-- Start Dataset extract --

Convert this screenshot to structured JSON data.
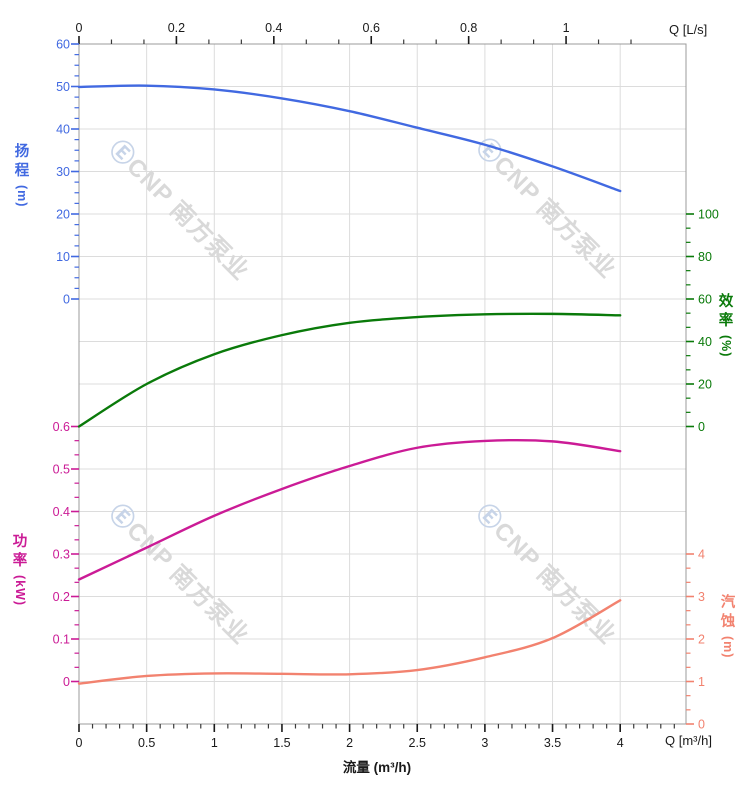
{
  "watermark": {
    "logo_glyph": "Ⓔ",
    "brand_text": "CNP 南方泵业",
    "logo_color": "#c7d4e8",
    "text_color": "#d9d9d9"
  },
  "chart_data": {
    "type": "line",
    "title": "",
    "x_label_bottom": "流量 (m³/h)",
    "x_corner_bottom": "Q [m³/h]",
    "x_corner_top": "Q [L/s]",
    "x_unit_bottom": "m³/h",
    "x_unit_top": "L/s",
    "top_ls_per_m3h": 0.27778,
    "grid": {
      "show": true,
      "color": "#dcdcdc",
      "frame_color": "#9b9b9b"
    },
    "x_axes": {
      "bottom": {
        "tick_values": [
          0,
          0.5,
          1,
          1.5,
          2,
          2.5,
          3,
          3.5,
          4
        ],
        "tick_labels": [
          "0",
          "0.5",
          "1",
          "1.5",
          "2",
          "2.5",
          "3",
          "3.5",
          "4"
        ],
        "minor_step": 0.1,
        "minor_max": 4.4,
        "range_max": 4.4864,
        "color": "#1a1a1a"
      },
      "top": {
        "tick_values_ls": [
          0,
          0.2,
          0.4,
          0.6,
          0.8,
          1
        ],
        "tick_labels": [
          "0",
          "0.2",
          "0.4",
          "0.6",
          "0.8",
          "1"
        ],
        "minor_step_ls": 0.0666667,
        "minor_max_ls": 1.14,
        "color": "#1a1a1a"
      }
    },
    "y_axes": {
      "head": {
        "title": "扬程",
        "unit": "(m)",
        "color": "#4169e1",
        "side": "left",
        "range": [
          0,
          60
        ],
        "tick_values": [
          60,
          50,
          40,
          30,
          20,
          10,
          0
        ],
        "tick_labels": [
          "60",
          "50",
          "40",
          "30",
          "20",
          "10",
          "0"
        ],
        "minor_divisions": 4
      },
      "efficiency": {
        "title": "效率",
        "unit": "(%)",
        "color": "#0a7a0a",
        "side": "right",
        "range": [
          0,
          100
        ],
        "tick_values": [
          100,
          80,
          60,
          40,
          20,
          0
        ],
        "tick_labels": [
          "100",
          "80",
          "60",
          "40",
          "20",
          "0"
        ],
        "minor_divisions": 3
      },
      "power": {
        "title": "功率",
        "unit": "(kW)",
        "color": "#cb1b96",
        "side": "left",
        "range": [
          0,
          0.6
        ],
        "tick_values": [
          0.6,
          0.5,
          0.4,
          0.3,
          0.2,
          0.1,
          0
        ],
        "tick_labels": [
          "0.6",
          "0.5",
          "0.4",
          "0.3",
          "0.2",
          "0.1",
          "0"
        ],
        "minor_divisions": 3
      },
      "npsh": {
        "title": "汽蚀",
        "unit": "(m)",
        "color": "#f2826f",
        "side": "right",
        "range": [
          0,
          4
        ],
        "tick_values": [
          4,
          3,
          2,
          1,
          0
        ],
        "tick_labels": [
          "4",
          "3",
          "2",
          "1",
          "0"
        ],
        "minor_divisions": 3
      }
    },
    "x": [
      0,
      0.5,
      1,
      1.5,
      2,
      2.5,
      3,
      3.5,
      4
    ],
    "series": [
      {
        "id": "head",
        "name": "扬程",
        "axis": "head",
        "unit": "m",
        "color": "#4169e1",
        "values": [
          49.9,
          50.2,
          49.3,
          47.2,
          44.2,
          40.3,
          36.3,
          31.2,
          25.4
        ]
      },
      {
        "id": "efficiency",
        "name": "效率",
        "axis": "efficiency",
        "unit": "%",
        "color": "#0a7a0a",
        "values": [
          0,
          20,
          34,
          43,
          48.8,
          51.5,
          52.8,
          53,
          52.3
        ]
      },
      {
        "id": "power",
        "name": "功率",
        "axis": "power",
        "unit": "kW",
        "color": "#cb1b96",
        "values": [
          0.24,
          0.315,
          0.39,
          0.453,
          0.507,
          0.55,
          0.566,
          0.565,
          0.542
        ]
      },
      {
        "id": "npsh",
        "name": "汽蚀",
        "axis": "npsh",
        "unit": "m",
        "color": "#f2826f",
        "values": [
          0.95,
          1.13,
          1.19,
          1.18,
          1.17,
          1.27,
          1.57,
          2.02,
          2.91
        ]
      }
    ]
  }
}
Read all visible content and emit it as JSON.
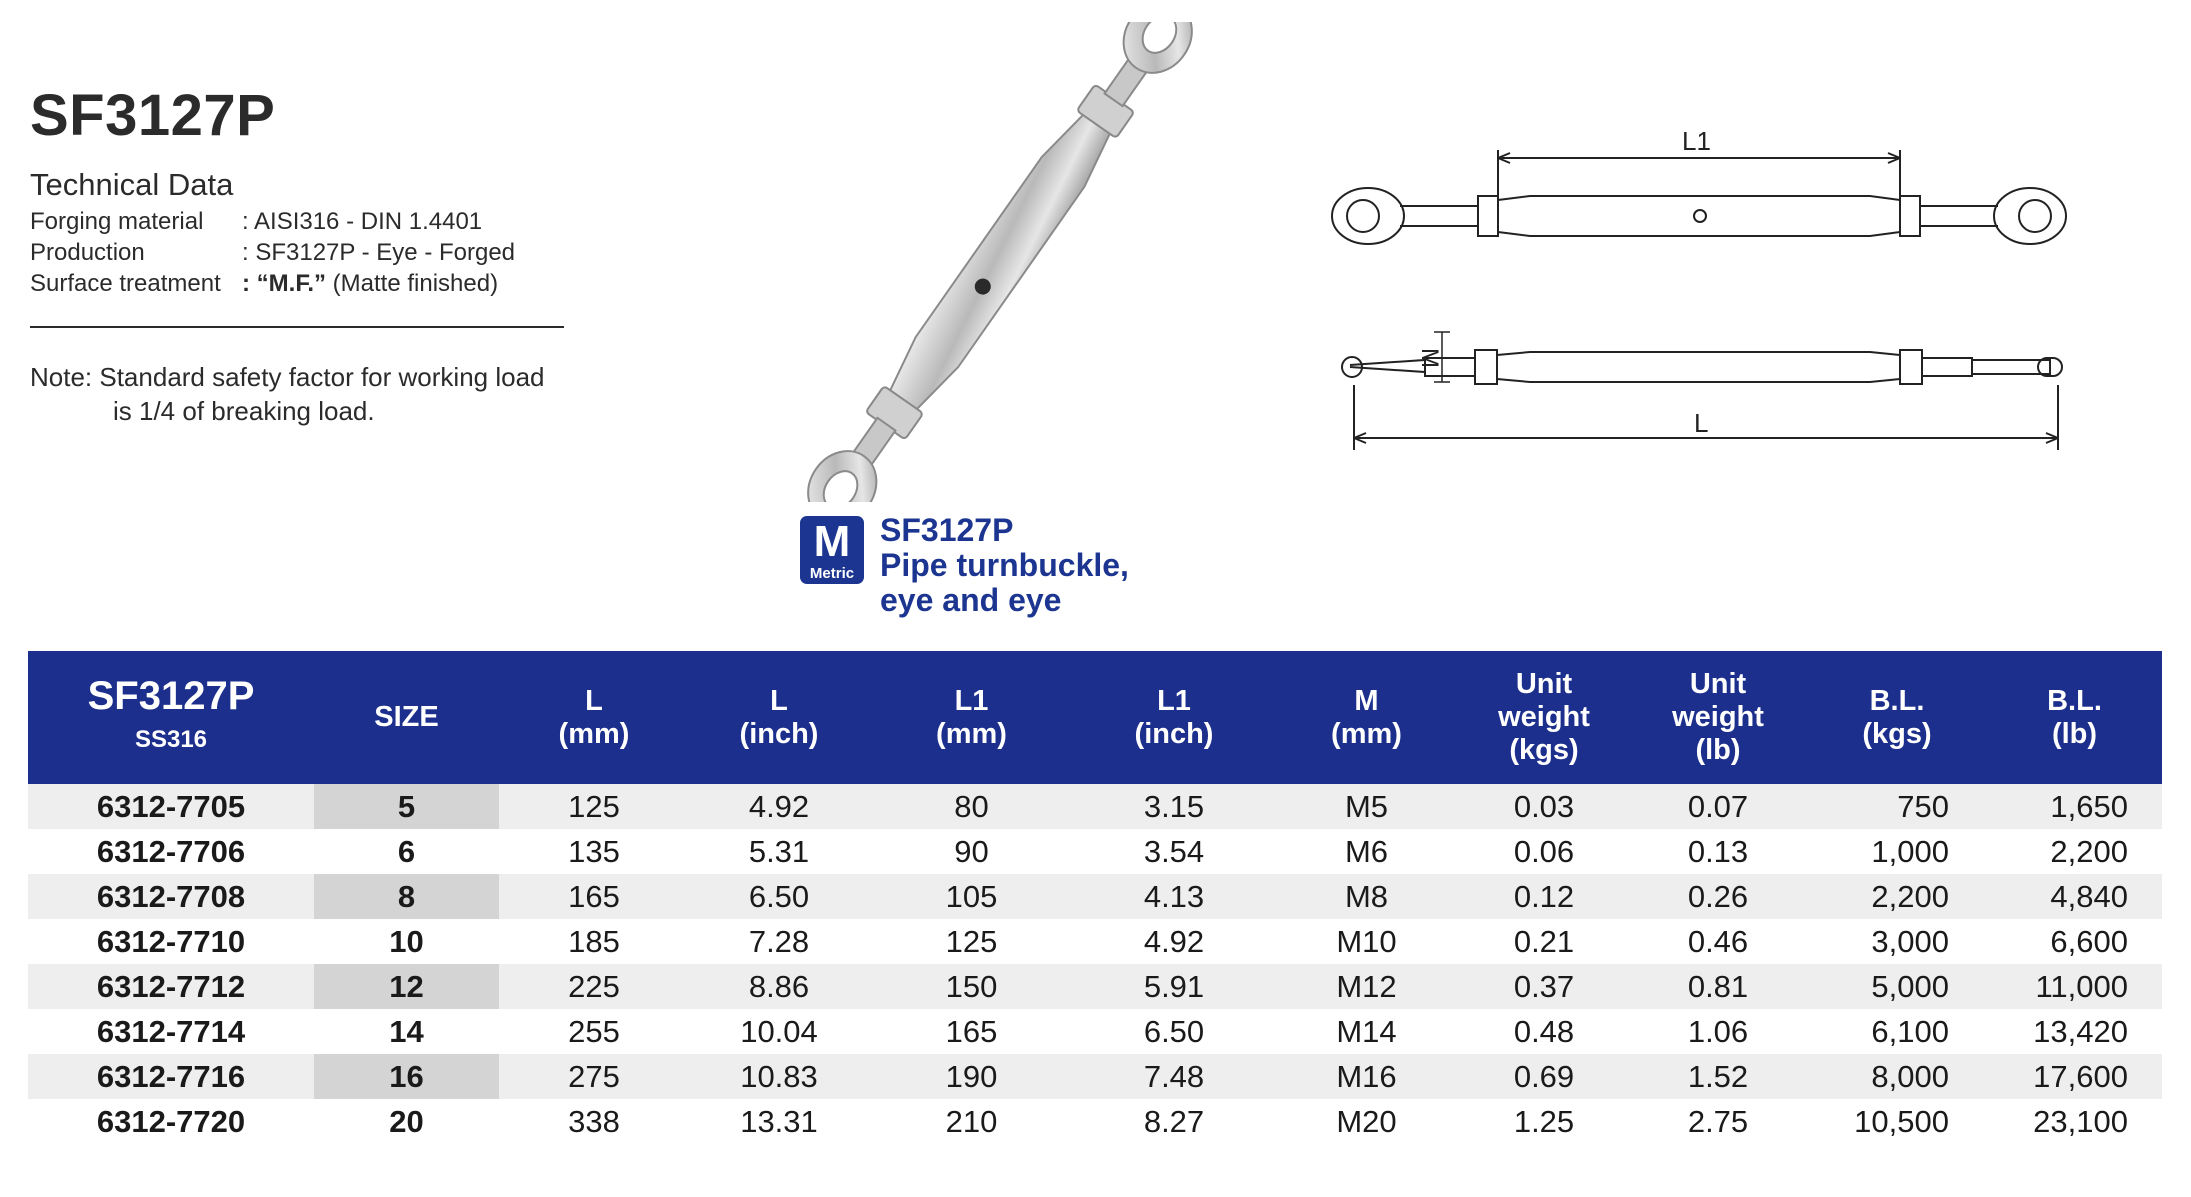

-- End Dataset extract --

Without the pictures, repeat all the records word for word.

Convert this screenshot to structured JSON data.
{
  "watermark": {
    "logo_glyph": "Ⓔ",
    "brand_text": "CNP 南方泵业",
    "logo_color": "#c7d4e8",
    "text_color": "#d9d9d9"
  },
  "chart_data": {
    "type": "line",
    "title": "",
    "x_label_bottom": "流量 (m³/h)",
    "x_corner_bottom": "Q [m³/h]",
    "x_corner_top": "Q [L/s]",
    "x_unit_bottom": "m³/h",
    "x_unit_top": "L/s",
    "top_ls_per_m3h": 0.27778,
    "grid": {
      "show": true,
      "color": "#dcdcdc",
      "frame_color": "#9b9b9b"
    },
    "x_axes": {
      "bottom": {
        "tick_values": [
          0,
          0.5,
          1,
          1.5,
          2,
          2.5,
          3,
          3.5,
          4
        ],
        "tick_labels": [
          "0",
          "0.5",
          "1",
          "1.5",
          "2",
          "2.5",
          "3",
          "3.5",
          "4"
        ],
        "minor_step": 0.1,
        "minor_max": 4.4,
        "range_max": 4.4864,
        "color": "#1a1a1a"
      },
      "top": {
        "tick_values_ls": [
          0,
          0.2,
          0.4,
          0.6,
          0.8,
          1
        ],
        "tick_labels": [
          "0",
          "0.2",
          "0.4",
          "0.6",
          "0.8",
          "1"
        ],
        "minor_step_ls": 0.0666667,
        "minor_max_ls": 1.14,
        "color": "#1a1a1a"
      }
    },
    "y_axes": {
      "head": {
        "title": "扬程",
        "unit": "(m)",
        "color": "#4169e1",
        "side": "left",
        "range": [
          0,
          60
        ],
        "tick_values": [
          60,
          50,
          40,
          30,
          20,
          10,
          0
        ],
        "tick_labels": [
          "60",
          "50",
          "40",
          "30",
          "20",
          "10",
          "0"
        ],
        "minor_divisions": 4
      },
      "efficiency": {
        "title": "效率",
        "unit": "(%)",
        "color": "#0a7a0a",
        "side": "right",
        "range": [
          0,
          100
        ],
        "tick_values": [
          100,
          80,
          60,
          40,
          20,
          0
        ],
        "tick_labels": [
          "100",
          "80",
          "60",
          "40",
          "20",
          "0"
        ],
        "minor_divisions": 3
      },
      "power": {
        "title": "功率",
        "unit": "(kW)",
        "color": "#cb1b96",
        "side": "left",
        "range": [
          0,
          0.6
        ],
        "tick_values": [
          0.6,
          0.5,
          0.4,
          0.3,
          0.2,
          0.1,
          0
        ],
        "tick_labels": [
          "0.6",
          "0.5",
          "0.4",
          "0.3",
          "0.2",
          "0.1",
          "0"
        ],
        "minor_divisions": 3
      },
      "npsh": {
        "title": "汽蚀",
        "unit": "(m)",
        "color": "#f2826f",
        "side": "right",
        "range": [
          0,
          4
        ],
        "tick_values": [
          4,
          3,
          2,
          1,
          0
        ],
        "tick_labels": [
          "4",
          "3",
          "2",
          "1",
          "0"
        ],
        "minor_divisions": 3
      }
    },
    "x": [
      0,
      0.5,
      1,
      1.5,
      2,
      2.5,
      3,
      3.5,
      4
    ],
    "series": [
      {
        "id": "head",
        "name": "扬程",
        "axis": "head",
        "unit": "m",
        "color": "#4169e1",
        "values": [
          49.9,
          50.2,
          49.3,
          47.2,
          44.2,
          40.3,
          36.3,
          31.2,
          25.4
        ]
      },
      {
        "id": "efficiency",
        "name": "效率",
        "axis": "efficiency",
        "unit": "%",
        "color": "#0a7a0a",
        "values": [
          0,
          20,
          34,
          43,
          48.8,
          51.5,
          52.8,
          53,
          52.3
        ]
      },
      {
        "id": "power",
        "name": "功率",
        "axis": "power",
        "unit": "kW",
        "color": "#cb1b96",
        "values": [
          0.24,
          0.315,
          0.39,
          0.453,
          0.507,
          0.55,
          0.566,
          0.565,
          0.542
        ]
      },
      {
        "id": "npsh",
        "name": "汽蚀",
        "axis": "npsh",
        "unit": "m",
        "color": "#f2826f",
        "values": [
          0.95,
          1.13,
          1.19,
          1.18,
          1.17,
          1.27,
          1.57,
          2.02,
          2.91
        ]
      }
    ]
  }
}
Read all visible content and emit it as JSON.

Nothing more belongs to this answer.